#### Records for this exercise ####

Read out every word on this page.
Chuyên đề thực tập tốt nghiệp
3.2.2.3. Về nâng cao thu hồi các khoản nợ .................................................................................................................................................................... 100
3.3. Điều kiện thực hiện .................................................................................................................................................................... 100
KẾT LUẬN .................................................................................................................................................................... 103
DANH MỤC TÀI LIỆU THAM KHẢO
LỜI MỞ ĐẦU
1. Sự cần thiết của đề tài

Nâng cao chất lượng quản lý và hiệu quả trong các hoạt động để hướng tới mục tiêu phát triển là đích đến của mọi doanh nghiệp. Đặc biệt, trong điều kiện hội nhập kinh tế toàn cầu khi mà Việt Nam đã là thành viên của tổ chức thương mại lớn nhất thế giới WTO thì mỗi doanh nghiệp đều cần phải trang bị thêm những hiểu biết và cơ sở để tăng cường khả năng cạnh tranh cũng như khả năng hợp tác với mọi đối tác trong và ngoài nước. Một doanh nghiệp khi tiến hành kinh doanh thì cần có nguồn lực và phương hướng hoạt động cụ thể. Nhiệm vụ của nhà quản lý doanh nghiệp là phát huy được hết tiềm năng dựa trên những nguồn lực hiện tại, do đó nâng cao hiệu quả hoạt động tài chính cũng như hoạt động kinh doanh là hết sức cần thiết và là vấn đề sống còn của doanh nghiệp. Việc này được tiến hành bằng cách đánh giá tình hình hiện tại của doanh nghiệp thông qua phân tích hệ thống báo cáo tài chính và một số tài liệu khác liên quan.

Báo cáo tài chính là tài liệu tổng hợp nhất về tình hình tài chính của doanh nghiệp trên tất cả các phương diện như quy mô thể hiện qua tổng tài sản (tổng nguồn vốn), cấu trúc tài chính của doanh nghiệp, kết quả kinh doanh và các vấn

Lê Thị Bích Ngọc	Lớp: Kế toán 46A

####

§ The problem: Would you restate each of the entries word for word?

§ Solution for this exercise:
Read out every word on this page.
Chuyên đề thực tập tốt nghiệp
3.2.2.3. Về nâng cao thu hồi các khoản nợ .................................................................................................................................................................... 100
3.3. Điều kiện thực hiện .................................................................................................................................................................... 100
KẾT LUẬN .................................................................................................................................................................... 103
DANH MỤC TÀI LIỆU THAM KHẢO
LỜI MỞ ĐẦU
1. Sự cần thiết của đề tài

Nâng cao chất lượng quản lý và hiệu quả trong các hoạt động để hướng tới mục tiêu phát triển là đích đến của mọi doanh nghiệp. Đặc biệt, trong điều kiện hội nhập kinh tế toàn cầu khi mà Việt Nam đã là thành viên của tổ chức thương mại lớn nhất thế giới WTO thì mỗi doanh nghiệp đều cần phải trang bị thêm những hiểu biết và cơ sở để tăng cường khả năng cạnh tranh cũng như khả năng hợp tác với mọi đối tác trong và ngoài nước. Một doanh nghiệp khi tiến hành kinh doanh thì cần có nguồn lực và phương hướng hoạt động cụ thể. Nhiệm vụ của nhà quản lý doanh nghiệp là phát huy được hết tiềm năng dựa trên những nguồn lực hiện tại, do đó nâng cao hiệu quả hoạt động tài chính cũng như hoạt động kinh doanh là hết sức cần thiết và là vấn đề sống còn của doanh nghiệp. Việc này được tiến hành bằng cách đánh giá tình hình hiện tại của doanh nghiệp thông qua phân tích hệ thống báo cáo tài chính và một số tài liệu khác liên quan.

Báo cáo tài chính là tài liệu tổng hợp nhất về tình hình tài chính của doanh nghiệp trên tất cả các phương diện như quy mô thể hiện qua tổng tài sản (tổng nguồn vốn), cấu trúc tài chính của doanh nghiệp, kết quả kinh doanh và các vấn

Lê Thị Bích Ngọc	Lớp: Kế toán 46A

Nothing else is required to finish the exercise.